[Dataset excerpts]
+++++

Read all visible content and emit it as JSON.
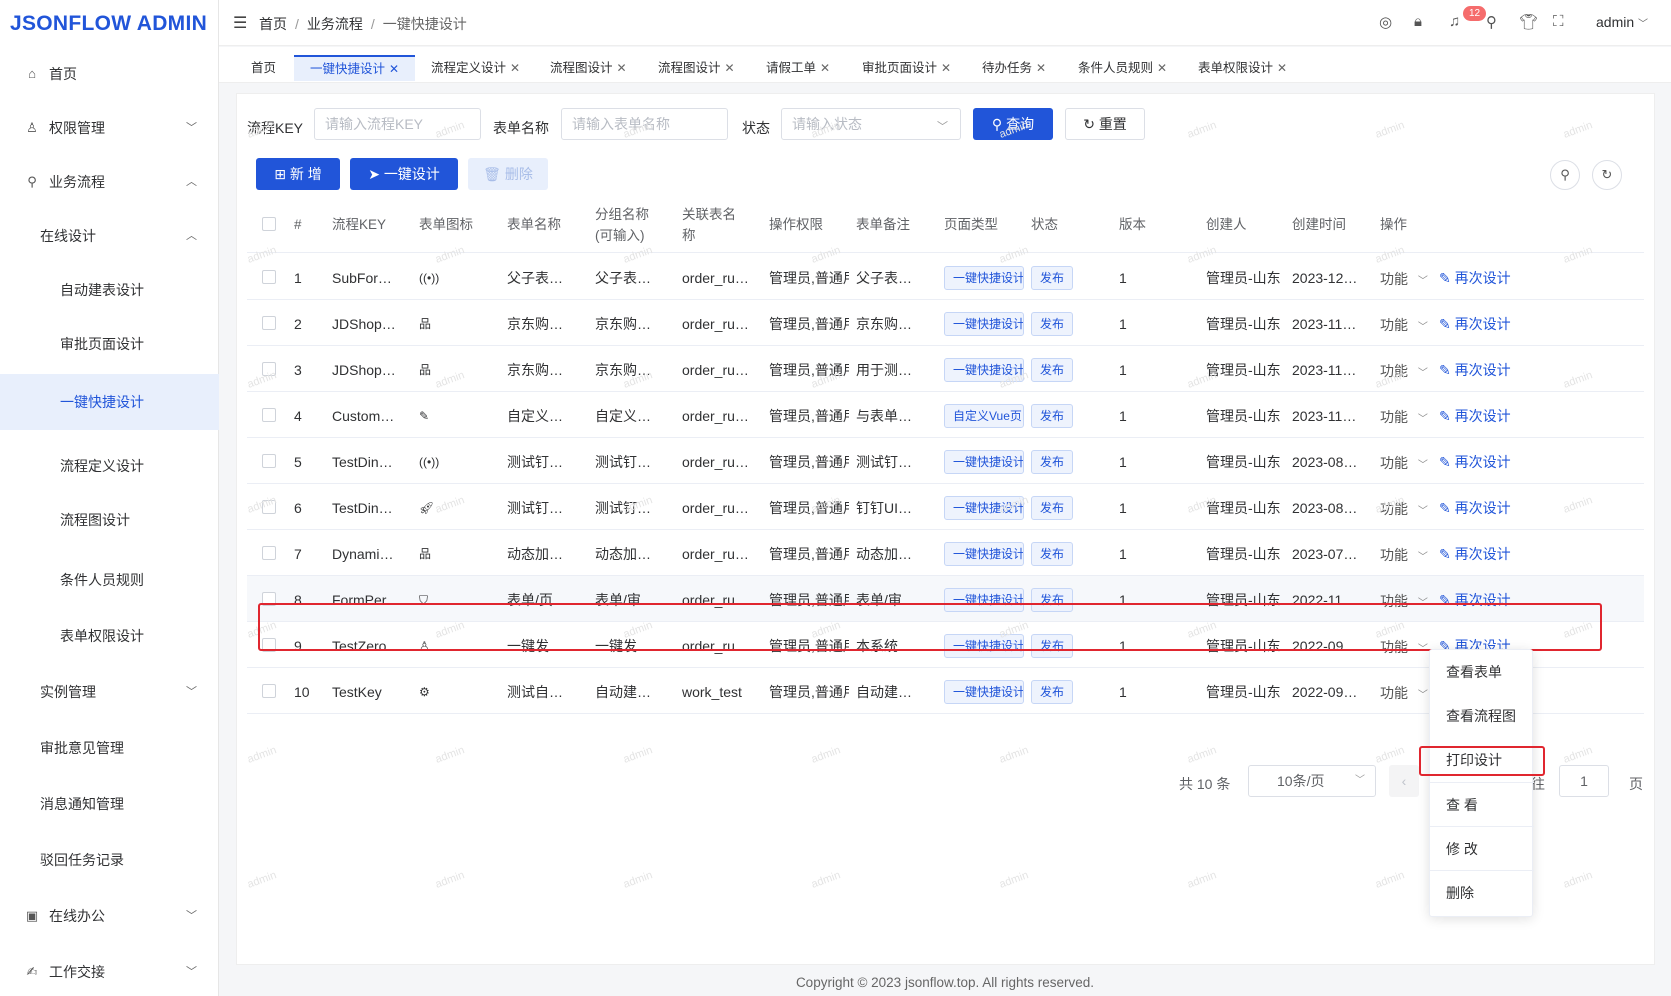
{
  "app": {
    "title": "JSONFLOW ADMIN"
  },
  "header": {
    "breadcrumb": [
      "首页",
      "业务流程",
      "一键快捷设计"
    ],
    "separator": "/",
    "notification_count": "12",
    "user": "admin"
  },
  "sidebar": {
    "items": [
      {
        "label": "首页",
        "icon": "home-icon"
      },
      {
        "label": "权限管理",
        "icon": "user-icon"
      },
      {
        "label": "业务流程",
        "icon": "flow-icon"
      },
      {
        "label": "在线设计"
      },
      {
        "label": "自动建表设计"
      },
      {
        "label": "审批页面设计"
      },
      {
        "label": "一键快捷设计"
      },
      {
        "label": "流程定义设计"
      },
      {
        "label": "流程图设计"
      },
      {
        "label": "条件人员规则"
      },
      {
        "label": "表单权限设计"
      },
      {
        "label": "实例管理"
      },
      {
        "label": "审批意见管理"
      },
      {
        "label": "消息通知管理"
      },
      {
        "label": "驳回任务记录"
      },
      {
        "label": "在线办公",
        "icon": "office-icon"
      },
      {
        "label": "工作交接",
        "icon": "handover-icon"
      }
    ]
  },
  "tabs": [
    "首页",
    "一键快捷设计",
    "流程定义设计",
    "流程图设计",
    "流程图设计",
    "请假工单",
    "审批页面设计",
    "待办任务",
    "条件人员规则",
    "表单权限设计"
  ],
  "filters": {
    "key_label": "流程KEY",
    "key_placeholder": "请输入流程KEY",
    "form_label": "表单名称",
    "form_placeholder": "请输入表单名称",
    "status_label": "状态",
    "status_placeholder": "请输入状态",
    "search_btn": "查询",
    "reset_btn": "重置"
  },
  "toolbar": {
    "add": "新 增",
    "quick": "一键设计",
    "delete": "删除"
  },
  "table": {
    "columns": [
      "#",
      "流程KEY",
      "表单图标",
      "表单名称",
      "分组名称",
      "(可输入)",
      "关联表名",
      "称",
      "操作权限",
      "表单备注",
      "页面类型",
      "状态",
      "版本",
      "创建人",
      "创建时间",
      "操作"
    ],
    "func_label": "功能",
    "redesign_label": "再次设计",
    "rows": [
      {
        "no": "1",
        "key": "SubFor…",
        "icon": "broadcast-icon",
        "form": "父子表…",
        "group": "父子表…",
        "table": "order_ru…",
        "perm": "管理员,普通用",
        "remark": "父子表…",
        "page": "一键快捷设计",
        "status": "发布",
        "ver": "1",
        "creator": "管理员-山东",
        "time": "2023-12…"
      },
      {
        "no": "2",
        "key": "JDShop…",
        "icon": "org-icon",
        "form": "京东购…",
        "group": "京东购…",
        "table": "order_ru…",
        "perm": "管理员,普通用",
        "remark": "京东购…",
        "page": "一键快捷设计",
        "status": "发布",
        "ver": "1",
        "creator": "管理员-山东",
        "time": "2023-11…"
      },
      {
        "no": "3",
        "key": "JDShop…",
        "icon": "org-icon",
        "form": "京东购…",
        "group": "京东购…",
        "table": "order_ru…",
        "perm": "管理员,普通用",
        "remark": "用于测…",
        "page": "一键快捷设计",
        "status": "发布",
        "ver": "1",
        "creator": "管理员-山东",
        "time": "2023-11…"
      },
      {
        "no": "4",
        "key": "Custom…",
        "icon": "edit-doc-icon",
        "form": "自定义…",
        "group": "自定义…",
        "table": "order_ru…",
        "perm": "管理员,普通用",
        "remark": "与表单…",
        "page": "自定义Vue页",
        "status": "发布",
        "ver": "1",
        "creator": "管理员-山东",
        "time": "2023-11…"
      },
      {
        "no": "5",
        "key": "TestDin…",
        "icon": "broadcast-icon",
        "form": "测试钉…",
        "group": "测试钉…",
        "table": "order_ru…",
        "perm": "管理员,普通用",
        "remark": "测试钉…",
        "page": "一键快捷设计",
        "status": "发布",
        "ver": "1",
        "creator": "管理员-山东",
        "time": "2023-08…"
      },
      {
        "no": "6",
        "key": "TestDin…",
        "icon": "rocket-icon",
        "form": "测试钉…",
        "group": "测试钉…",
        "table": "order_ru…",
        "perm": "管理员,普通用",
        "remark": "钉钉UI…",
        "page": "一键快捷设计",
        "status": "发布",
        "ver": "1",
        "creator": "管理员-山东",
        "time": "2023-08…"
      },
      {
        "no": "7",
        "key": "Dynami…",
        "icon": "org-icon",
        "form": "动态加…",
        "group": "动态加…",
        "table": "order_ru…",
        "perm": "管理员,普通用",
        "remark": "动态加…",
        "page": "一键快捷设计",
        "status": "发布",
        "ver": "1",
        "creator": "管理员-山东",
        "time": "2023-07…"
      },
      {
        "no": "8",
        "key": "FormPer…",
        "icon": "shield-icon",
        "form": "表单/页…",
        "group": "表单/审…",
        "table": "order_ru…",
        "perm": "管理员,普通用",
        "remark": "表单/审…",
        "page": "一键快捷设计",
        "status": "发布",
        "ver": "1",
        "creator": "管理员-山东",
        "time": "2022-11…"
      },
      {
        "no": "9",
        "key": "TestZero…",
        "icon": "person-icon",
        "form": "一键发…",
        "group": "一键发…",
        "table": "order_ru…",
        "perm": "管理员,普通用",
        "remark": "本系统…",
        "page": "一键快捷设计",
        "status": "发布",
        "ver": "1",
        "creator": "管理员-山东",
        "time": "2022-09…"
      },
      {
        "no": "10",
        "key": "TestKey",
        "icon": "gear-icon",
        "form": "测试自…",
        "group": "自动建…",
        "table": "work_test",
        "perm": "管理员,普通用",
        "remark": "自动建…",
        "page": "一键快捷设计",
        "status": "发布",
        "ver": "1",
        "creator": "管理员-山东",
        "time": "2022-09…"
      }
    ]
  },
  "pagination": {
    "total": "共 10 条",
    "page_size": "10条/页",
    "goto": "前往",
    "page": "1",
    "page_suffix": "页"
  },
  "dropdown": [
    "查看表单",
    "查看流程图",
    "打印设计",
    "查 看",
    "修 改",
    "删除"
  ],
  "watermark": "admin",
  "footer": "Copyright © 2023 jsonflow.top. All rights reserved.",
  "colors": {
    "primary": "#2155d9",
    "highlight": "#e0262f",
    "badge": "#f56c6c"
  }
}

+++++

> Given exercise
Omit the pictures and give the material again, exactly and in full.

> Full output
Read all visible content and emit it as JSON.
{
  "app": {
    "title": "JSONFLOW ADMIN"
  },
  "header": {
    "breadcrumb": [
      "首页",
      "业务流程",
      "一键快捷设计"
    ],
    "separator": "/",
    "notification_count": "12",
    "user": "admin"
  },
  "sidebar": {
    "items": [
      {
        "label": "首页",
        "icon": "home-icon"
      },
      {
        "label": "权限管理",
        "icon": "user-icon"
      },
      {
        "label": "业务流程",
        "icon": "flow-icon"
      },
      {
        "label": "在线设计"
      },
      {
        "label": "自动建表设计"
      },
      {
        "label": "审批页面设计"
      },
      {
        "label": "一键快捷设计"
      },
      {
        "label": "流程定义设计"
      },
      {
        "label": "流程图设计"
      },
      {
        "label": "条件人员规则"
      },
      {
        "label": "表单权限设计"
      },
      {
        "label": "实例管理"
      },
      {
        "label": "审批意见管理"
      },
      {
        "label": "消息通知管理"
      },
      {
        "label": "驳回任务记录"
      },
      {
        "label": "在线办公",
        "icon": "office-icon"
      },
      {
        "label": "工作交接",
        "icon": "handover-icon"
      }
    ]
  },
  "tabs": [
    "首页",
    "一键快捷设计",
    "流程定义设计",
    "流程图设计",
    "流程图设计",
    "请假工单",
    "审批页面设计",
    "待办任务",
    "条件人员规则",
    "表单权限设计"
  ],
  "filters": {
    "key_label": "流程KEY",
    "key_placeholder": "请输入流程KEY",
    "form_label": "表单名称",
    "form_placeholder": "请输入表单名称",
    "status_label": "状态",
    "status_placeholder": "请输入状态",
    "search_btn": "查询",
    "reset_btn": "重置"
  },
  "toolbar": {
    "add": "新 增",
    "quick": "一键设计",
    "delete": "删除"
  },
  "table": {
    "columns": [
      "#",
      "流程KEY",
      "表单图标",
      "表单名称",
      "分组名称",
      "(可输入)",
      "关联表名",
      "称",
      "操作权限",
      "表单备注",
      "页面类型",
      "状态",
      "版本",
      "创建人",
      "创建时间",
      "操作"
    ],
    "func_label": "功能",
    "redesign_label": "再次设计",
    "rows": [
      {
        "no": "1",
        "key": "SubFor…",
        "icon": "broadcast-icon",
        "form": "父子表…",
        "group": "父子表…",
        "table": "order_ru…",
        "perm": "管理员,普通用",
        "remark": "父子表…",
        "page": "一键快捷设计",
        "status": "发布",
        "ver": "1",
        "creator": "管理员-山东",
        "time": "2023-12…"
      },
      {
        "no": "2",
        "key": "JDShop…",
        "icon": "org-icon",
        "form": "京东购…",
        "group": "京东购…",
        "table": "order_ru…",
        "perm": "管理员,普通用",
        "remark": "京东购…",
        "page": "一键快捷设计",
        "status": "发布",
        "ver": "1",
        "creator": "管理员-山东",
        "time": "2023-11…"
      },
      {
        "no": "3",
        "key": "JDShop…",
        "icon": "org-icon",
        "form": "京东购…",
        "group": "京东购…",
        "table": "order_ru…",
        "perm": "管理员,普通用",
        "remark": "用于测…",
        "page": "一键快捷设计",
        "status": "发布",
        "ver": "1",
        "creator": "管理员-山东",
        "time": "2023-11…"
      },
      {
        "no": "4",
        "key": "Custom…",
        "icon": "edit-doc-icon",
        "form": "自定义…",
        "group": "自定义…",
        "table": "order_ru…",
        "perm": "管理员,普通用",
        "remark": "与表单…",
        "page": "自定义Vue页",
        "status": "发布",
        "ver": "1",
        "creator": "管理员-山东",
        "time": "2023-11…"
      },
      {
        "no": "5",
        "key": "TestDin…",
        "icon": "broadcast-icon",
        "form": "测试钉…",
        "group": "测试钉…",
        "table": "order_ru…",
        "perm": "管理员,普通用",
        "remark": "测试钉…",
        "page": "一键快捷设计",
        "status": "发布",
        "ver": "1",
        "creator": "管理员-山东",
        "time": "2023-08…"
      },
      {
        "no": "6",
        "key": "TestDin…",
        "icon": "rocket-icon",
        "form": "测试钉…",
        "group": "测试钉…",
        "table": "order_ru…",
        "perm": "管理员,普通用",
        "remark": "钉钉UI…",
        "page": "一键快捷设计",
        "status": "发布",
        "ver": "1",
        "creator": "管理员-山东",
        "time": "2023-08…"
      },
      {
        "no": "7",
        "key": "Dynami…",
        "icon": "org-icon",
        "form": "动态加…",
        "group": "动态加…",
        "table": "order_ru…",
        "perm": "管理员,普通用",
        "remark": "动态加…",
        "page": "一键快捷设计",
        "status": "发布",
        "ver": "1",
        "creator": "管理员-山东",
        "time": "2023-07…"
      },
      {
        "no": "8",
        "key": "FormPer…",
        "icon": "shield-icon",
        "form": "表单/页…",
        "group": "表单/审…",
        "table": "order_ru…",
        "perm": "管理员,普通用",
        "remark": "表单/审…",
        "page": "一键快捷设计",
        "status": "发布",
        "ver": "1",
        "creator": "管理员-山东",
        "time": "2022-11…"
      },
      {
        "no": "9",
        "key": "TestZero…",
        "icon": "person-icon",
        "form": "一键发…",
        "group": "一键发…",
        "table": "order_ru…",
        "perm": "管理员,普通用",
        "remark": "本系统…",
        "page": "一键快捷设计",
        "status": "发布",
        "ver": "1",
        "creator": "管理员-山东",
        "time": "2022-09…"
      },
      {
        "no": "10",
        "key": "TestKey",
        "icon": "gear-icon",
        "form": "测试自…",
        "group": "自动建…",
        "table": "work_test",
        "perm": "管理员,普通用",
        "remark": "自动建…",
        "page": "一键快捷设计",
        "status": "发布",
        "ver": "1",
        "creator": "管理员-山东",
        "time": "2022-09…"
      }
    ]
  },
  "pagination": {
    "total": "共 10 条",
    "page_size": "10条/页",
    "goto": "前往",
    "page": "1",
    "page_suffix": "页"
  },
  "dropdown": [
    "查看表单",
    "查看流程图",
    "打印设计",
    "查 看",
    "修 改",
    "删除"
  ],
  "watermark": "admin",
  "footer": "Copyright © 2023 jsonflow.top. All rights reserved.",
  "colors": {
    "primary": "#2155d9",
    "highlight": "#e0262f",
    "badge": "#f56c6c"
  }
}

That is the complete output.